• Supplied data
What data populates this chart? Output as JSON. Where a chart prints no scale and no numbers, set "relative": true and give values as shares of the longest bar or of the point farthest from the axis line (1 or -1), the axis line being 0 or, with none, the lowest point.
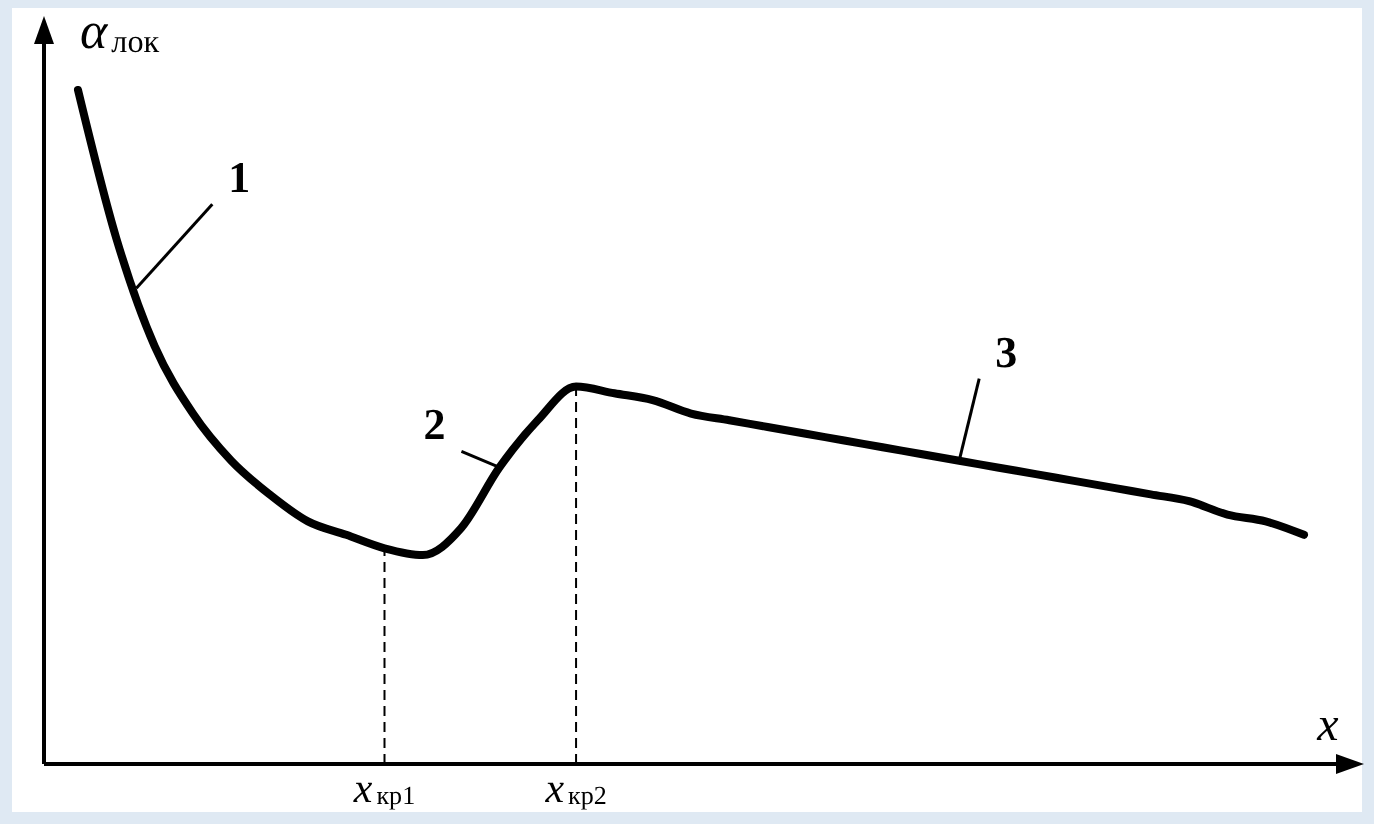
{
  "chart_data": {
    "type": "line",
    "relative": true,
    "xlabel": "x",
    "ylabel": "α$_{лок}$",
    "color": "#000000",
    "categories": [
      null,
      null,
      null,
      null,
      null,
      null,
      null,
      null,
      "x$_{кр1}$",
      null,
      null,
      null,
      null,
      "x$_{кр2}$",
      null,
      null,
      null,
      null,
      null,
      null,
      null,
      null,
      null,
      null,
      null,
      null,
      null,
      null,
      null,
      null,
      null,
      null,
      null
    ],
    "values": [
      1.0,
      0.78,
      0.62,
      0.52,
      0.45,
      0.4,
      0.36,
      0.34,
      0.32,
      0.31,
      0.35,
      0.44,
      0.51,
      0.56,
      0.55,
      0.54,
      0.52,
      0.51,
      0.5,
      0.49,
      0.48,
      0.47,
      0.46,
      0.45,
      0.44,
      0.43,
      0.42,
      0.41,
      0.4,
      0.39,
      0.37,
      0.36,
      0.34
    ],
    "ref_lines": [
      {
        "axis": "x",
        "value": "x$_{кр1}$",
        "line_style": "dashed"
      },
      {
        "axis": "x",
        "value": "x$_{кр2}$",
        "line_style": "dashed"
      }
    ],
    "annotations": [
      "1",
      "2",
      "3"
    ],
    "grid": false,
    "marker": "none",
    "line_style": "solid"
  }
}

• Given instruction
Write the entries above out again exactly, but not the pictures.

• Result
What data populates this chart? Output as JSON. Where a chart prints no scale and no numbers, set "relative": true and give values as shares of the longest bar or of the point farthest from the axis line (1 or -1), the axis line being 0 or, with none, the lowest point.
{
  "chart_data": {
    "type": "line",
    "relative": true,
    "xlabel": "x",
    "ylabel": "α$_{лок}$",
    "color": "#000000",
    "categories": [
      null,
      null,
      null,
      null,
      null,
      null,
      null,
      null,
      "x$_{кр1}$",
      null,
      null,
      null,
      null,
      "x$_{кр2}$",
      null,
      null,
      null,
      null,
      null,
      null,
      null,
      null,
      null,
      null,
      null,
      null,
      null,
      null,
      null,
      null,
      null,
      null,
      null
    ],
    "values": [
      1.0,
      0.78,
      0.62,
      0.52,
      0.45,
      0.4,
      0.36,
      0.34,
      0.32,
      0.31,
      0.35,
      0.44,
      0.51,
      0.56,
      0.55,
      0.54,
      0.52,
      0.51,
      0.5,
      0.49,
      0.48,
      0.47,
      0.46,
      0.45,
      0.44,
      0.43,
      0.42,
      0.41,
      0.4,
      0.39,
      0.37,
      0.36,
      0.34
    ],
    "ref_lines": [
      {
        "axis": "x",
        "value": "x$_{кр1}$",
        "line_style": "dashed"
      },
      {
        "axis": "x",
        "value": "x$_{кр2}$",
        "line_style": "dashed"
      }
    ],
    "annotations": [
      "1",
      "2",
      "3"
    ],
    "grid": false,
    "marker": "none",
    "line_style": "solid"
  }
}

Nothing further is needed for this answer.